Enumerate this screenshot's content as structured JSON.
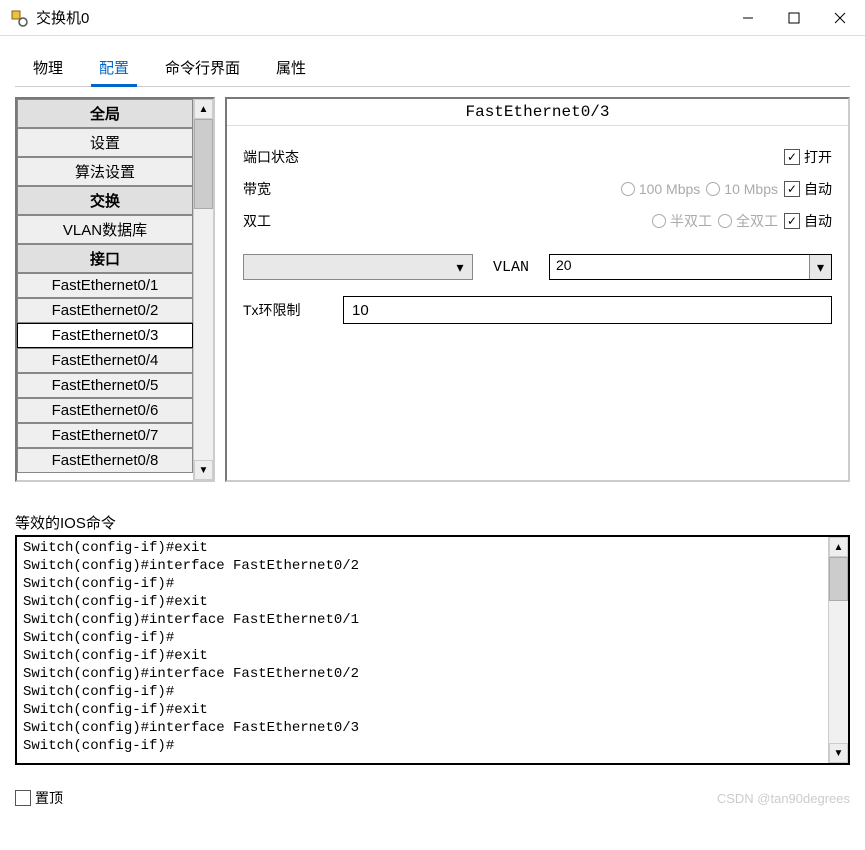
{
  "window": {
    "title": "交换机0"
  },
  "tabs": [
    "物理",
    "配置",
    "命令行界面",
    "属性"
  ],
  "active_tab": "配置",
  "sidebar": {
    "sections": [
      {
        "header": "全局",
        "items": [
          "设置",
          "算法设置"
        ]
      },
      {
        "header": "交换",
        "items": [
          "VLAN数据库"
        ]
      },
      {
        "header": "接口",
        "items": [
          "FastEthernet0/1",
          "FastEthernet0/2",
          "FastEthernet0/3",
          "FastEthernet0/4",
          "FastEthernet0/5",
          "FastEthernet0/6",
          "FastEthernet0/7",
          "FastEthernet0/8"
        ]
      }
    ],
    "selected": "FastEthernet0/3"
  },
  "detail": {
    "title": "FastEthernet0/3",
    "port_status_label": "端口状态",
    "port_on_label": "打开",
    "port_on": true,
    "bandwidth_label": "带宽",
    "bw_100": "100 Mbps",
    "bw_10": "10 Mbps",
    "bw_auto_label": "自动",
    "bw_auto": true,
    "duplex_label": "双工",
    "dup_half": "半双工",
    "dup_full": "全双工",
    "dup_auto_label": "自动",
    "dup_auto": true,
    "vlan_label": "VLAN",
    "vlan_value": "20",
    "tx_label": "Tx环限制",
    "tx_value": "10"
  },
  "ios": {
    "label": "等效的IOS命令",
    "lines": [
      "Switch(config-if)#exit",
      "Switch(config)#interface FastEthernet0/2",
      "Switch(config-if)#",
      "Switch(config-if)#exit",
      "Switch(config)#interface FastEthernet0/1",
      "Switch(config-if)#",
      "Switch(config-if)#exit",
      "Switch(config)#interface FastEthernet0/2",
      "Switch(config-if)#",
      "Switch(config-if)#exit",
      "Switch(config)#interface FastEthernet0/3",
      "Switch(config-if)#"
    ]
  },
  "bottom": {
    "top_label": "置顶",
    "watermark": "CSDN @tan90degrees"
  }
}
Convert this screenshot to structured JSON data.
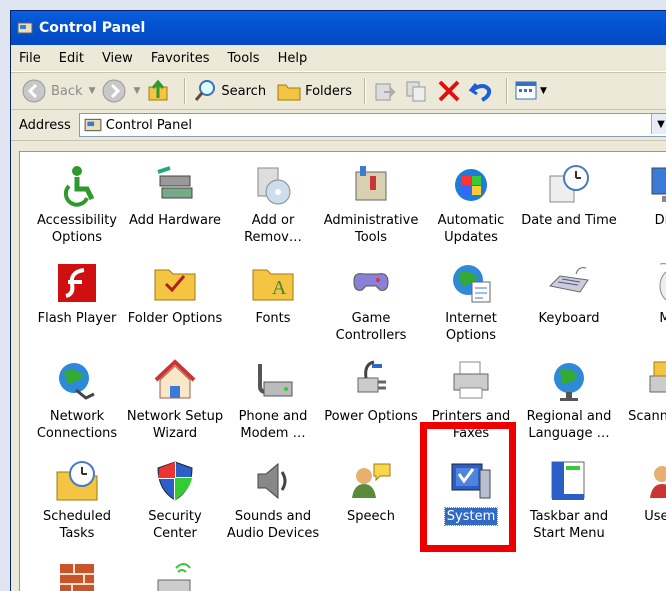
{
  "window": {
    "title": "Control Panel"
  },
  "menu": [
    "File",
    "Edit",
    "View",
    "Favorites",
    "Tools",
    "Help"
  ],
  "toolbar": {
    "back": "Back",
    "search": "Search",
    "folders": "Folders"
  },
  "address": {
    "label": "Address",
    "value": "Control Panel"
  },
  "items": [
    {
      "label": "Accessibility Options",
      "icon": "accessibility-icon"
    },
    {
      "label": "Add Hardware",
      "icon": "add-hardware-icon"
    },
    {
      "label": "Add or Remov…",
      "icon": "add-remove-programs-icon"
    },
    {
      "label": "Administrative Tools",
      "icon": "admin-tools-icon"
    },
    {
      "label": "Automatic Updates",
      "icon": "automatic-updates-icon"
    },
    {
      "label": "Date and Time",
      "icon": "date-time-icon"
    },
    {
      "label": "Disp",
      "icon": "display-icon"
    },
    {
      "label": "Flash Player",
      "icon": "flash-icon"
    },
    {
      "label": "Folder Options",
      "icon": "folder-options-icon"
    },
    {
      "label": "Fonts",
      "icon": "fonts-icon"
    },
    {
      "label": "Game Controllers",
      "icon": "game-controller-icon"
    },
    {
      "label": "Internet Options",
      "icon": "internet-options-icon"
    },
    {
      "label": "Keyboard",
      "icon": "keyboard-icon"
    },
    {
      "label": "Mo",
      "icon": "mouse-icon"
    },
    {
      "label": "Network Connections",
      "icon": "network-icon"
    },
    {
      "label": "Network Setup Wizard",
      "icon": "network-setup-icon"
    },
    {
      "label": "Phone and Modem …",
      "icon": "phone-modem-icon"
    },
    {
      "label": "Power Options",
      "icon": "power-icon"
    },
    {
      "label": "Printers and Faxes",
      "icon": "printer-icon"
    },
    {
      "label": "Regional and Language …",
      "icon": "regional-icon"
    },
    {
      "label": "Scanne Cam",
      "icon": "scanner-icon"
    },
    {
      "label": "Scheduled Tasks",
      "icon": "scheduled-tasks-icon"
    },
    {
      "label": "Security Center",
      "icon": "security-center-icon"
    },
    {
      "label": "Sounds and Audio Devices",
      "icon": "sounds-icon"
    },
    {
      "label": "Speech",
      "icon": "speech-icon"
    },
    {
      "label": "System",
      "icon": "system-icon",
      "selected": true
    },
    {
      "label": "Taskbar and Start Menu",
      "icon": "taskbar-icon"
    },
    {
      "label": "User Ac",
      "icon": "user-accounts-icon"
    },
    {
      "label": "",
      "icon": "firewall-icon"
    },
    {
      "label": "",
      "icon": "wireless-icon"
    }
  ],
  "colors": {
    "titlebar": "#0453d0",
    "selection": "#316ac5",
    "highlight": "#e00000"
  }
}
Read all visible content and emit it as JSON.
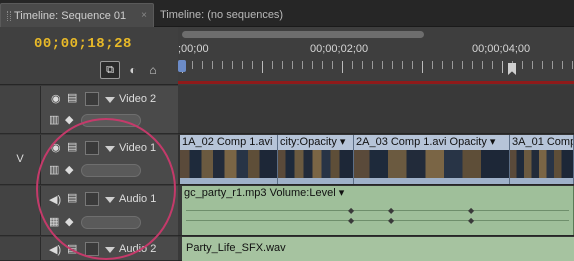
{
  "tabs": [
    {
      "label": "Timeline: Sequence 01",
      "close": "×"
    },
    {
      "label": "Timeline: (no sequences)"
    }
  ],
  "timecode": "00;00;18;28",
  "ruler": {
    "labels": [
      ";00;00",
      "00;00;02;00",
      "00;00;04;00"
    ]
  },
  "tracks": [
    {
      "id": "V2",
      "name": "Video 2",
      "side_label": ""
    },
    {
      "id": "V1",
      "name": "Video 1",
      "side_label": "V"
    },
    {
      "id": "A1",
      "name": "Audio 1",
      "side_label": ""
    },
    {
      "id": "A2",
      "name": "Audio 2",
      "side_label": ""
    }
  ],
  "clips": {
    "video1": [
      {
        "title": "1A_02 Comp 1.avi"
      },
      {
        "title": "city:Opacity ▾"
      },
      {
        "title": "2A_03 Comp 1.avi  Opacity ▾"
      },
      {
        "title": "3A_01 Comp"
      }
    ],
    "audio1": {
      "title": "gc_party_r1.mp3  Volume:Level ▾"
    },
    "audio2": {
      "title": "Party_Life_SFX.wav"
    }
  },
  "icons": {
    "eye": "eye-icon",
    "film": "film-icon",
    "speaker": "speaker-icon",
    "snap": "snap-icon",
    "marker": "marker-icon",
    "home": "home-icon"
  },
  "colors": {
    "timecode": "#e8b928",
    "highlight": "#c43a6a",
    "video_clip": "#b9c7d9",
    "audio_clip": "#9fbf9a",
    "work_area": "#8f1a1a"
  }
}
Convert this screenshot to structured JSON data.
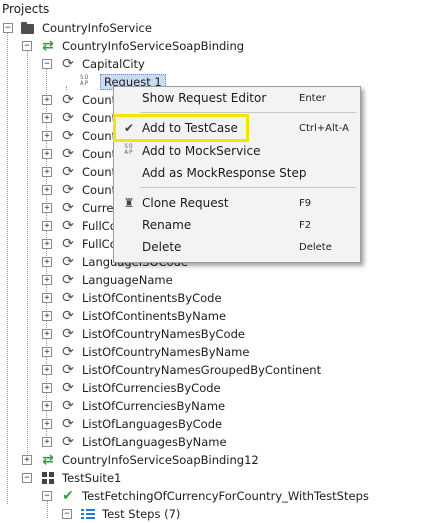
{
  "panel": {
    "title": "Projects"
  },
  "tree": {
    "project": "CountryInfoService",
    "binding1": "CountryInfoServiceSoapBinding",
    "capital_city": "CapitalCity",
    "request1": "Request 1",
    "hidden_ops": [
      "Countr",
      "Countr",
      "Countr",
      "Countr",
      "Countr",
      "Countr",
      "Curren",
      "FullCo",
      "FullCo"
    ],
    "ops": [
      "LanguageISOCode",
      "LanguageName",
      "ListOfContinentsByCode",
      "ListOfContinentsByName",
      "ListOfCountryNamesByCode",
      "ListOfCountryNamesByName",
      "ListOfCountryNamesGroupedByContinent",
      "ListOfCurrenciesByCode",
      "ListOfCurrenciesByName",
      "ListOfLanguagesByCode",
      "ListOfLanguagesByName"
    ],
    "binding2": "CountryInfoServiceSoapBinding12",
    "testsuite": "TestSuite1",
    "testcase": "TestFetchingOfCurrencyForCountry_WithTestSteps",
    "teststeps": "Test Steps (7)"
  },
  "menu": {
    "items": [
      {
        "label": "Show Request Editor",
        "shortcut": "Enter"
      },
      {
        "label": "Add to TestCase",
        "shortcut": "Ctrl+Alt-A"
      },
      {
        "label": "Add to MockService",
        "shortcut": ""
      },
      {
        "label": "Add as MockResponse Step",
        "shortcut": ""
      },
      {
        "label": "Clone Request",
        "shortcut": "F9"
      },
      {
        "label": "Rename",
        "shortcut": "F2"
      },
      {
        "label": "Delete",
        "shortcut": "Delete"
      }
    ],
    "highlight_color": "#f5e400"
  }
}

********************

▶ EXERCISE
Copy out every line in the entries above that holds "Timeline".

▶ IN RESPONSE
      "label": "Timeline: Sequence 01",
      "label": "Timeline: (no sequences)"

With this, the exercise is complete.